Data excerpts
▬▬▬▬▬▬▬▬▬▬

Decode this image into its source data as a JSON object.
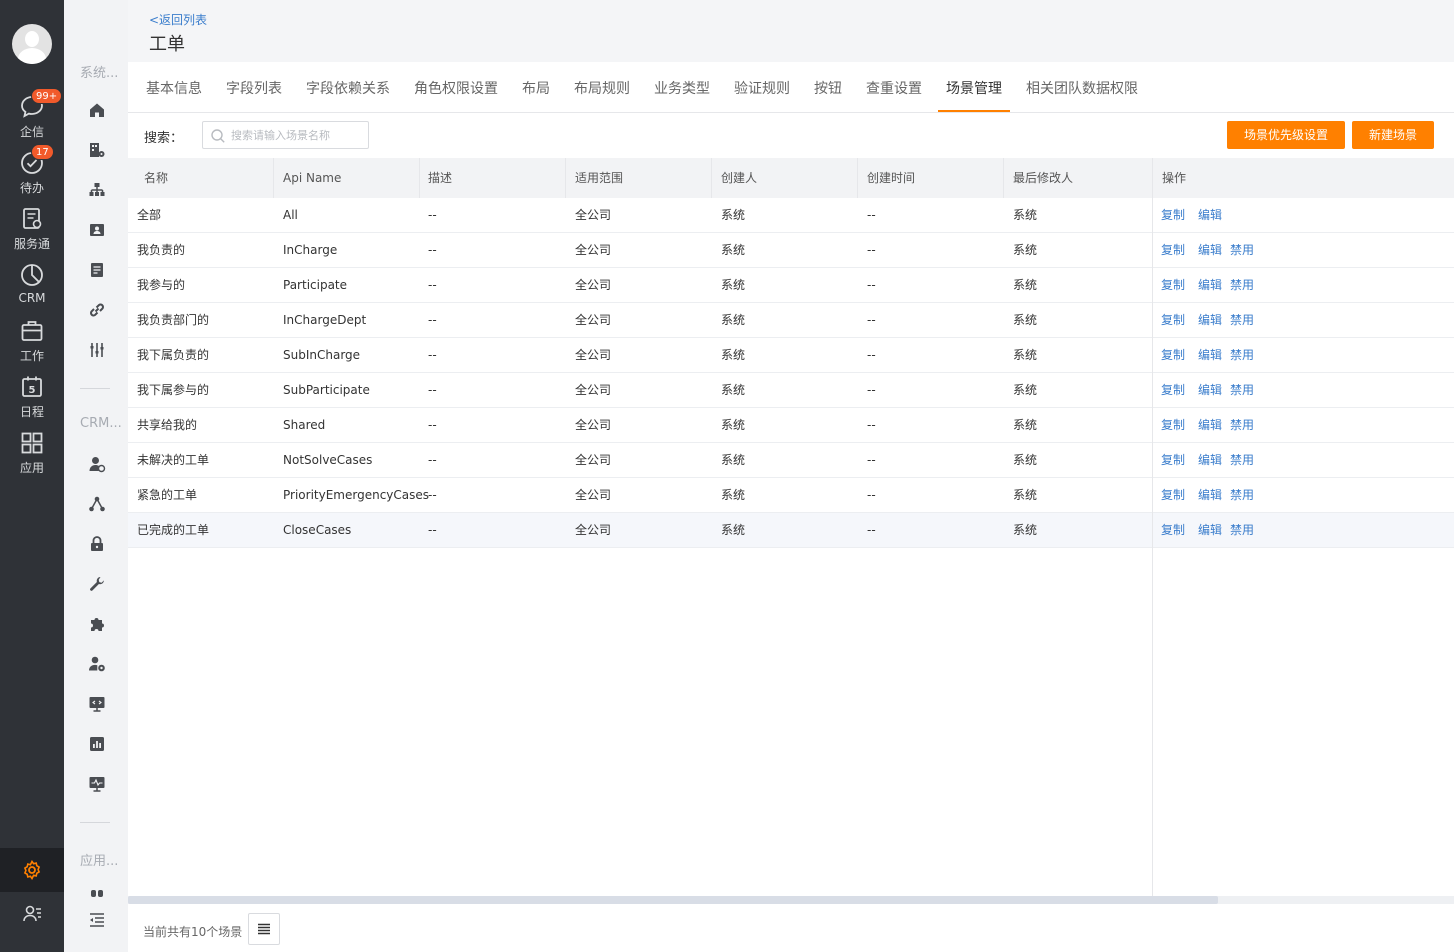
{
  "leftnav": {
    "items": [
      {
        "label": "企信",
        "icon": "chat-bubble-icon",
        "badge": "99+"
      },
      {
        "label": "待办",
        "icon": "check-circle-icon",
        "badge": "17"
      },
      {
        "label": "服务通",
        "icon": "service-icon",
        "badge": ""
      },
      {
        "label": "CRM",
        "icon": "pie-chart-icon",
        "badge": ""
      },
      {
        "label": "工作",
        "icon": "briefcase-icon",
        "badge": ""
      },
      {
        "label": "日程",
        "icon": "calendar-icon",
        "badge": "",
        "calendar_day": "5"
      },
      {
        "label": "应用",
        "icon": "apps-grid-icon",
        "badge": ""
      }
    ],
    "accent_color": "#ff8000"
  },
  "sidebar": {
    "sections": [
      "系统...",
      "CRM...",
      "应用..."
    ]
  },
  "header": {
    "back_link": "<返回列表",
    "title": "工单"
  },
  "tabs": [
    {
      "label": "基本信息",
      "active": false
    },
    {
      "label": "字段列表",
      "active": false
    },
    {
      "label": "字段依赖关系",
      "active": false
    },
    {
      "label": "角色权限设置",
      "active": false
    },
    {
      "label": "布局",
      "active": false
    },
    {
      "label": "布局规则",
      "active": false
    },
    {
      "label": "业务类型",
      "active": false
    },
    {
      "label": "验证规则",
      "active": false
    },
    {
      "label": "按钮",
      "active": false
    },
    {
      "label": "查重设置",
      "active": false
    },
    {
      "label": "场景管理",
      "active": true
    },
    {
      "label": "相关团队数据权限",
      "active": false
    }
  ],
  "toolbar": {
    "search_label": "搜索：",
    "search_placeholder": "搜索请输入场景名称",
    "priority_button": "场景优先级设置",
    "new_button": "新建场景"
  },
  "table": {
    "columns": [
      "名称",
      "Api Name",
      "描述",
      "适用范围",
      "创建人",
      "创建时间",
      "最后修改人",
      "操作"
    ],
    "rows": [
      {
        "name": "全部",
        "api": "All",
        "desc": "--",
        "scope": "全公司",
        "creator": "系统",
        "created": "--",
        "modifier": "系统",
        "actions": [
          "复制",
          "编辑"
        ]
      },
      {
        "name": "我负责的",
        "api": "InCharge",
        "desc": "--",
        "scope": "全公司",
        "creator": "系统",
        "created": "--",
        "modifier": "系统",
        "actions": [
          "复制",
          "编辑",
          "禁用"
        ]
      },
      {
        "name": "我参与的",
        "api": "Participate",
        "desc": "--",
        "scope": "全公司",
        "creator": "系统",
        "created": "--",
        "modifier": "系统",
        "actions": [
          "复制",
          "编辑",
          "禁用"
        ]
      },
      {
        "name": "我负责部门的",
        "api": "InChargeDept",
        "desc": "--",
        "scope": "全公司",
        "creator": "系统",
        "created": "--",
        "modifier": "系统",
        "actions": [
          "复制",
          "编辑",
          "禁用"
        ]
      },
      {
        "name": "我下属负责的",
        "api": "SubInCharge",
        "desc": "--",
        "scope": "全公司",
        "creator": "系统",
        "created": "--",
        "modifier": "系统",
        "actions": [
          "复制",
          "编辑",
          "禁用"
        ]
      },
      {
        "name": "我下属参与的",
        "api": "SubParticipate",
        "desc": "--",
        "scope": "全公司",
        "creator": "系统",
        "created": "--",
        "modifier": "系统",
        "actions": [
          "复制",
          "编辑",
          "禁用"
        ]
      },
      {
        "name": "共享给我的",
        "api": "Shared",
        "desc": "--",
        "scope": "全公司",
        "creator": "系统",
        "created": "--",
        "modifier": "系统",
        "actions": [
          "复制",
          "编辑",
          "禁用"
        ]
      },
      {
        "name": "未解决的工单",
        "api": "NotSolveCases",
        "desc": "--",
        "scope": "全公司",
        "creator": "系统",
        "created": "--",
        "modifier": "系统",
        "actions": [
          "复制",
          "编辑",
          "禁用"
        ]
      },
      {
        "name": "紧急的工单",
        "api": "PriorityEmergencyCases",
        "desc": "--",
        "scope": "全公司",
        "creator": "系统",
        "created": "--",
        "modifier": "系统",
        "actions": [
          "复制",
          "编辑",
          "禁用"
        ]
      },
      {
        "name": "已完成的工单",
        "api": "CloseCases",
        "desc": "--",
        "scope": "全公司",
        "creator": "系统",
        "created": "--",
        "modifier": "系统",
        "actions": [
          "复制",
          "编辑",
          "禁用"
        ]
      }
    ]
  },
  "footer": {
    "summary": "当前共有10个场景"
  }
}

▬▬▬▬▬▬▬▬▬▬

### What is expected
Output the data exactly. Pictures don't belong in the result.

### Output for this exercise
Decode this image into its source data as a JSON object.
{
  "leftnav": {
    "items": [
      {
        "label": "企信",
        "icon": "chat-bubble-icon",
        "badge": "99+"
      },
      {
        "label": "待办",
        "icon": "check-circle-icon",
        "badge": "17"
      },
      {
        "label": "服务通",
        "icon": "service-icon",
        "badge": ""
      },
      {
        "label": "CRM",
        "icon": "pie-chart-icon",
        "badge": ""
      },
      {
        "label": "工作",
        "icon": "briefcase-icon",
        "badge": ""
      },
      {
        "label": "日程",
        "icon": "calendar-icon",
        "badge": "",
        "calendar_day": "5"
      },
      {
        "label": "应用",
        "icon": "apps-grid-icon",
        "badge": ""
      }
    ],
    "accent_color": "#ff8000"
  },
  "sidebar": {
    "sections": [
      "系统...",
      "CRM...",
      "应用..."
    ]
  },
  "header": {
    "back_link": "<返回列表",
    "title": "工单"
  },
  "tabs": [
    {
      "label": "基本信息",
      "active": false
    },
    {
      "label": "字段列表",
      "active": false
    },
    {
      "label": "字段依赖关系",
      "active": false
    },
    {
      "label": "角色权限设置",
      "active": false
    },
    {
      "label": "布局",
      "active": false
    },
    {
      "label": "布局规则",
      "active": false
    },
    {
      "label": "业务类型",
      "active": false
    },
    {
      "label": "验证规则",
      "active": false
    },
    {
      "label": "按钮",
      "active": false
    },
    {
      "label": "查重设置",
      "active": false
    },
    {
      "label": "场景管理",
      "active": true
    },
    {
      "label": "相关团队数据权限",
      "active": false
    }
  ],
  "toolbar": {
    "search_label": "搜索：",
    "search_placeholder": "搜索请输入场景名称",
    "priority_button": "场景优先级设置",
    "new_button": "新建场景"
  },
  "table": {
    "columns": [
      "名称",
      "Api Name",
      "描述",
      "适用范围",
      "创建人",
      "创建时间",
      "最后修改人",
      "操作"
    ],
    "rows": [
      {
        "name": "全部",
        "api": "All",
        "desc": "--",
        "scope": "全公司",
        "creator": "系统",
        "created": "--",
        "modifier": "系统",
        "actions": [
          "复制",
          "编辑"
        ]
      },
      {
        "name": "我负责的",
        "api": "InCharge",
        "desc": "--",
        "scope": "全公司",
        "creator": "系统",
        "created": "--",
        "modifier": "系统",
        "actions": [
          "复制",
          "编辑",
          "禁用"
        ]
      },
      {
        "name": "我参与的",
        "api": "Participate",
        "desc": "--",
        "scope": "全公司",
        "creator": "系统",
        "created": "--",
        "modifier": "系统",
        "actions": [
          "复制",
          "编辑",
          "禁用"
        ]
      },
      {
        "name": "我负责部门的",
        "api": "InChargeDept",
        "desc": "--",
        "scope": "全公司",
        "creator": "系统",
        "created": "--",
        "modifier": "系统",
        "actions": [
          "复制",
          "编辑",
          "禁用"
        ]
      },
      {
        "name": "我下属负责的",
        "api": "SubInCharge",
        "desc": "--",
        "scope": "全公司",
        "creator": "系统",
        "created": "--",
        "modifier": "系统",
        "actions": [
          "复制",
          "编辑",
          "禁用"
        ]
      },
      {
        "name": "我下属参与的",
        "api": "SubParticipate",
        "desc": "--",
        "scope": "全公司",
        "creator": "系统",
        "created": "--",
        "modifier": "系统",
        "actions": [
          "复制",
          "编辑",
          "禁用"
        ]
      },
      {
        "name": "共享给我的",
        "api": "Shared",
        "desc": "--",
        "scope": "全公司",
        "creator": "系统",
        "created": "--",
        "modifier": "系统",
        "actions": [
          "复制",
          "编辑",
          "禁用"
        ]
      },
      {
        "name": "未解决的工单",
        "api": "NotSolveCases",
        "desc": "--",
        "scope": "全公司",
        "creator": "系统",
        "created": "--",
        "modifier": "系统",
        "actions": [
          "复制",
          "编辑",
          "禁用"
        ]
      },
      {
        "name": "紧急的工单",
        "api": "PriorityEmergencyCases",
        "desc": "--",
        "scope": "全公司",
        "creator": "系统",
        "created": "--",
        "modifier": "系统",
        "actions": [
          "复制",
          "编辑",
          "禁用"
        ]
      },
      {
        "name": "已完成的工单",
        "api": "CloseCases",
        "desc": "--",
        "scope": "全公司",
        "creator": "系统",
        "created": "--",
        "modifier": "系统",
        "actions": [
          "复制",
          "编辑",
          "禁用"
        ]
      }
    ]
  },
  "footer": {
    "summary": "当前共有10个场景"
  }
}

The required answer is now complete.